▶ Entries:
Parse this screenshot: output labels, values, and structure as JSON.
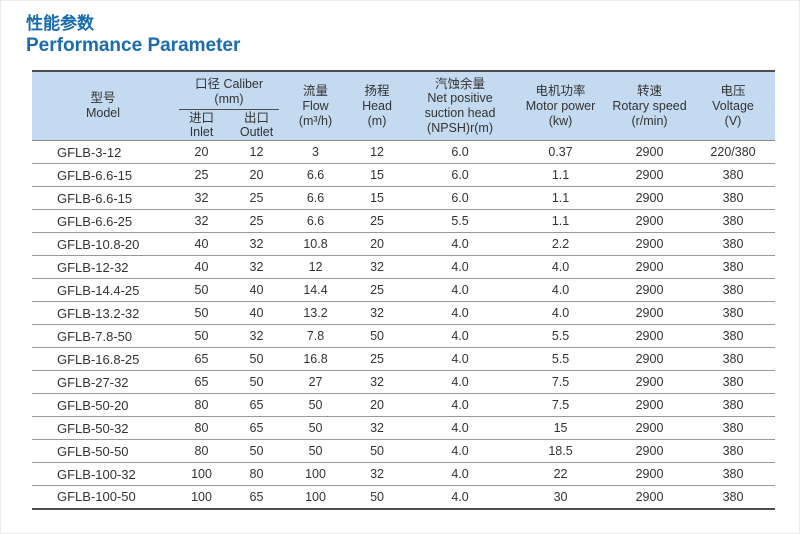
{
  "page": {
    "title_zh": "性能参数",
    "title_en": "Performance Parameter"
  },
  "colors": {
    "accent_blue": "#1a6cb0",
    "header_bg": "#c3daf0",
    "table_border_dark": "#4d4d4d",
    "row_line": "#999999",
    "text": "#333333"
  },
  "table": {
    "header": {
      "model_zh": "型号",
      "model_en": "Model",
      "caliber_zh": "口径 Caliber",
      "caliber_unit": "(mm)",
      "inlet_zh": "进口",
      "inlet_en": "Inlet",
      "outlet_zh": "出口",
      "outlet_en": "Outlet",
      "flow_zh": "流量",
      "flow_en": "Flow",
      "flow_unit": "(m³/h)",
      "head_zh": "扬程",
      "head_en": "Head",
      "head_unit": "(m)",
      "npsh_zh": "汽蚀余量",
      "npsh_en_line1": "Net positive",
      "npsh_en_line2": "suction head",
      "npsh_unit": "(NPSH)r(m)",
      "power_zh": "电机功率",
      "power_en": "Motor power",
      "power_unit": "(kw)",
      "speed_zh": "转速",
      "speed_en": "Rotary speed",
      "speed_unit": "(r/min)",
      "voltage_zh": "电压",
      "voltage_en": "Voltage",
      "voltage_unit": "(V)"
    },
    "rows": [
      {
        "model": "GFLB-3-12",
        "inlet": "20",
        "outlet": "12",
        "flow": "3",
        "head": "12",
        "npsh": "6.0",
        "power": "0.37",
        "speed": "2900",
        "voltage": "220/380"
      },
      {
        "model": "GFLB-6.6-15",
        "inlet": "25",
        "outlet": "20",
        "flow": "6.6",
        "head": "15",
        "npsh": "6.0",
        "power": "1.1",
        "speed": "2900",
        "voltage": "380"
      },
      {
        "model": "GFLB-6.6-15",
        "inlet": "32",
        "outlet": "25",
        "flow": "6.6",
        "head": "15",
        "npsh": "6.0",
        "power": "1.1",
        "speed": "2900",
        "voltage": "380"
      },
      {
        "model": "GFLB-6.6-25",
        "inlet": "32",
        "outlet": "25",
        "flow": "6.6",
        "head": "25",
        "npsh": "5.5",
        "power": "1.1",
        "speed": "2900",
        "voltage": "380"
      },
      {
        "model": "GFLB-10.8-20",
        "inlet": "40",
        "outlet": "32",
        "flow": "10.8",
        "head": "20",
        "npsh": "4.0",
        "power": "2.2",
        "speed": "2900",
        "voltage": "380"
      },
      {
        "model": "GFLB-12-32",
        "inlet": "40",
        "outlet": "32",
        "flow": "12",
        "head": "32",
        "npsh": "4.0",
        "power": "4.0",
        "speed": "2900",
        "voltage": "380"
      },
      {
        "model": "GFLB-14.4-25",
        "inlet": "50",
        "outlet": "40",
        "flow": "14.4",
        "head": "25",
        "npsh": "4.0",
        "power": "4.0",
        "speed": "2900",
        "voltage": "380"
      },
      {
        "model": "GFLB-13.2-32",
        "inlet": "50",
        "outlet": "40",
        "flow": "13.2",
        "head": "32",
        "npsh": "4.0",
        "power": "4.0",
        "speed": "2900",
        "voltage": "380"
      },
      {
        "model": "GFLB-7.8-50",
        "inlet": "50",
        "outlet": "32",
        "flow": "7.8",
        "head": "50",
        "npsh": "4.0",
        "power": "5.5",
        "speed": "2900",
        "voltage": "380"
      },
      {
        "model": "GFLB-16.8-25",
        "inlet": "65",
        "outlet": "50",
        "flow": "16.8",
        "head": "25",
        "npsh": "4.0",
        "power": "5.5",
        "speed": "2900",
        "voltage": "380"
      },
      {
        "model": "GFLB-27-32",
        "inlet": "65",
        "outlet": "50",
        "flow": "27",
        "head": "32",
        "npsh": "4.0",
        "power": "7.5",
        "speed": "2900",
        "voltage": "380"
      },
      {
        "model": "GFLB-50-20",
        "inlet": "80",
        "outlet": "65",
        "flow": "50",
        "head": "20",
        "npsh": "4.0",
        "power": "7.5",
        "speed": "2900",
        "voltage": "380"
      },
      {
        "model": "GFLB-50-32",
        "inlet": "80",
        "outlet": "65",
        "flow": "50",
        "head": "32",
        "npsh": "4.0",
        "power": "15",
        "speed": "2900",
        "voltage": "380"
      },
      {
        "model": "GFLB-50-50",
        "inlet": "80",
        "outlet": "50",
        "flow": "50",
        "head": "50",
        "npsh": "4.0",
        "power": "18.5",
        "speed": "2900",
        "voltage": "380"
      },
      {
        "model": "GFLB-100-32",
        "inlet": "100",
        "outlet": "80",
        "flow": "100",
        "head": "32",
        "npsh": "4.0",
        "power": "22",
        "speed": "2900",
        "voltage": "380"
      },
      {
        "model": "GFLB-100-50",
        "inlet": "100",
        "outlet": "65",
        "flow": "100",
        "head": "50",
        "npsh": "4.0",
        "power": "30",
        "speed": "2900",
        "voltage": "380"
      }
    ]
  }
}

---

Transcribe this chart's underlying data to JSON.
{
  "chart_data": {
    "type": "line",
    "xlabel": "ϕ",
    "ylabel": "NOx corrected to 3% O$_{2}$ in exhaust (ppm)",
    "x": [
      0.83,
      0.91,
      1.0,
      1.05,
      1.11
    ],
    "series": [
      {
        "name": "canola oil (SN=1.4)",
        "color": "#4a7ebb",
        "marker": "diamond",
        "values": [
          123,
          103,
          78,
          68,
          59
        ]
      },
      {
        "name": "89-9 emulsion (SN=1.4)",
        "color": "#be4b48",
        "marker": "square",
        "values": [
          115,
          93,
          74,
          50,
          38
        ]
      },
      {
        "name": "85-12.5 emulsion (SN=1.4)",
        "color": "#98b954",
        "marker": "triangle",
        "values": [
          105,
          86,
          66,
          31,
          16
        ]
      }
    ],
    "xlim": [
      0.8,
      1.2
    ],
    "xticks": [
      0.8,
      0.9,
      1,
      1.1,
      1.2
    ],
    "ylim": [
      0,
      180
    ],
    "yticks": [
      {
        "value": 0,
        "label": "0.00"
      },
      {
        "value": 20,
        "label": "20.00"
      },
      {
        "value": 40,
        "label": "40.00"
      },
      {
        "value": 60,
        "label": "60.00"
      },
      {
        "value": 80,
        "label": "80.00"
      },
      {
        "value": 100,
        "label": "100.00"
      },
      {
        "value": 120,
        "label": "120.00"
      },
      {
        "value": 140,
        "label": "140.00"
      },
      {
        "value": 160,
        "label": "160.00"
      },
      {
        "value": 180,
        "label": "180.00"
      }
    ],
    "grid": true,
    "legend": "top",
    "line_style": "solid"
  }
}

▶ What you are asked to do:
Collect the complete line wherever the string "marker" appears in the records.

▶ The completed task:
        "marker": "diamond",
        "marker": "square",
        "marker": "triangle",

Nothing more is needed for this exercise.